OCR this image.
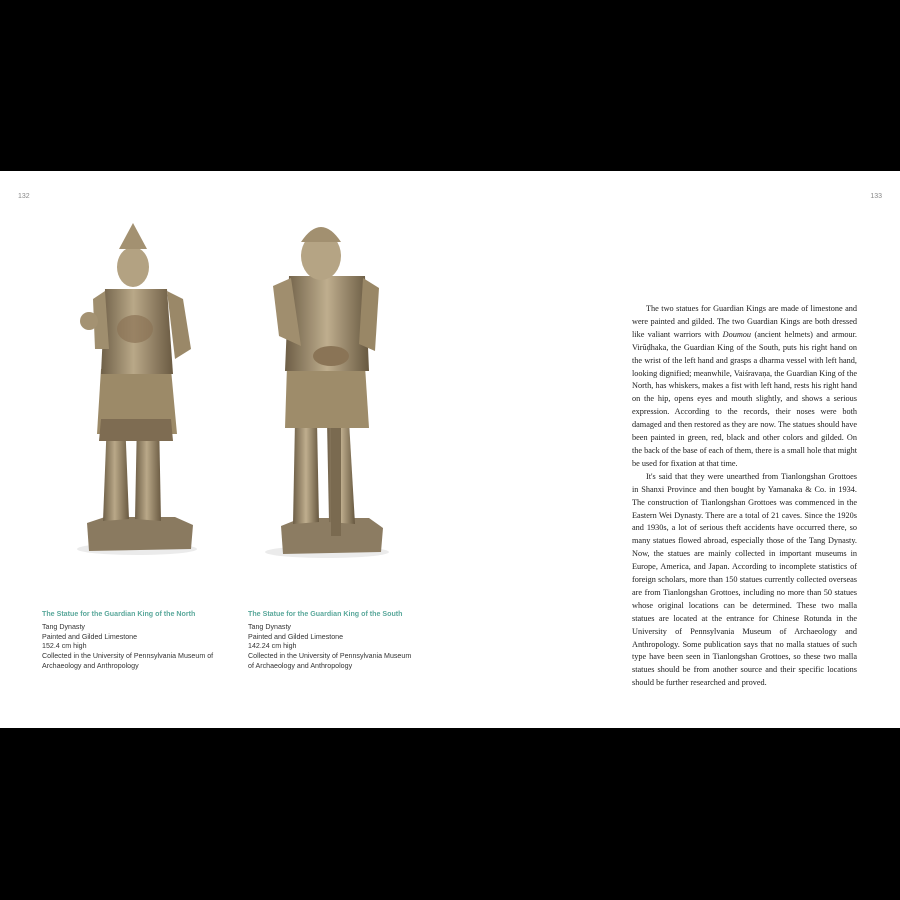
132	133
The Statue for the Guardian King of the North
Tang Dynasty
Painted and Gilded Limestone
152.4 cm high
Collected in the University of Pennsylvania Museum of Archaeology and Anthropology
The Statue for the Guardian King of the South
Tang Dynasty
Painted and Gilded Limestone
142.24 cm high
Collected in the University of Pennsylvania Museum of Archaeology and Anthropology

The two statues for Guardian Kings are made of limestone and were painted and gilded. The two Guardian Kings are both dressed like valiant warriors with Doumou (ancient helmets) and armour. Virūḍhaka, the Guardian King of the South, puts his right hand on the wrist of the left hand and grasps a dharma vessel with left hand, looking dignified; meanwhile, Vaiśravaṇa, the Guardian King of the North, has whiskers, makes a fist with left hand, rests his right hand on the hip, opens eyes and mouth slightly, and shows a serious expression. According to the records, their noses were both damaged and then restored as they are now. The statues should have been painted in green, red, black and other colors and gilded. On the back of the base of each of them, there is a small hole that might be used for fixation at that time.

It's said that they were unearthed from Tianlongshan Grottoes in Shanxi Province and then bought by Yamanaka & Co. in 1934. The construction of Tianlongshan Grottoes was commenced in the Eastern Wei Dynasty. There are a total of 21 caves. Since the 1920s and 1930s, a lot of serious theft accidents have occurred there, so many statues flowed abroad, especially those of the Tang Dynasty. Now, the statues are mainly collected in important museums in Europe, America, and Japan. According to incomplete statistics of foreign scholars, more than 150 statues currently collected overseas are from Tianlongshan Grottoes, including no more than 50 statues whose original locations can be determined. These two malla statues are located at the entrance for Chinese Rotunda in the University of Pennsylvania Museum of Archaeology and Anthropology. Some publication says that no malla statues of such type have been seen in Tianlongshan Grottoes, so these two malla statues should be from another source and their specific locations should be further researched and proved.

→ Your goal: Transcribe the whole listing exactly. Pictures are excluded.

→ Full solution:
OCR this image.
132	133
The Statue for the Guardian King of the North
Tang Dynasty
Painted and Gilded Limestone
152.4 cm high
Collected in the University of Pennsylvania Museum of Archaeology and Anthropology
The Statue for the Guardian King of the South
Tang Dynasty
Painted and Gilded Limestone
142.24 cm high
Collected in the University of Pennsylvania Museum of Archaeology and Anthropology

The two statues for Guardian Kings are made of limestone and were painted and gilded. The two Guardian Kings are both dressed like valiant warriors with Doumou (ancient helmets) and armour. Virūḍhaka, the Guardian King of the South, puts his right hand on the wrist of the left hand and grasps a dharma vessel with left hand, looking dignified; meanwhile, Vaiśravaṇa, the Guardian King of the North, has whiskers, makes a fist with left hand, rests his right hand on the hip, opens eyes and mouth slightly, and shows a serious expression. According to the records, their noses were both damaged and then restored as they are now. The statues should have been painted in green, red, black and other colors and gilded. On the back of the base of each of them, there is a small hole that might be used for fixation at that time.

It's said that they were unearthed from Tianlongshan Grottoes in Shanxi Province and then bought by Yamanaka & Co. in 1934. The construction of Tianlongshan Grottoes was commenced in the Eastern Wei Dynasty. There are a total of 21 caves. Since the 1920s and 1930s, a lot of serious theft accidents have occurred there, so many statues flowed abroad, especially those of the Tang Dynasty. Now, the statues are mainly collected in important museums in Europe, America, and Japan. According to incomplete statistics of foreign scholars, more than 150 statues currently collected overseas are from Tianlongshan Grottoes, including no more than 50 statues whose original locations can be determined. These two malla statues are located at the entrance for Chinese Rotunda in the University of Pennsylvania Museum of Archaeology and Anthropology. Some publication says that no malla statues of such type have been seen in Tianlongshan Grottoes, so these two malla statues should be from another source and their specific locations should be further researched and proved.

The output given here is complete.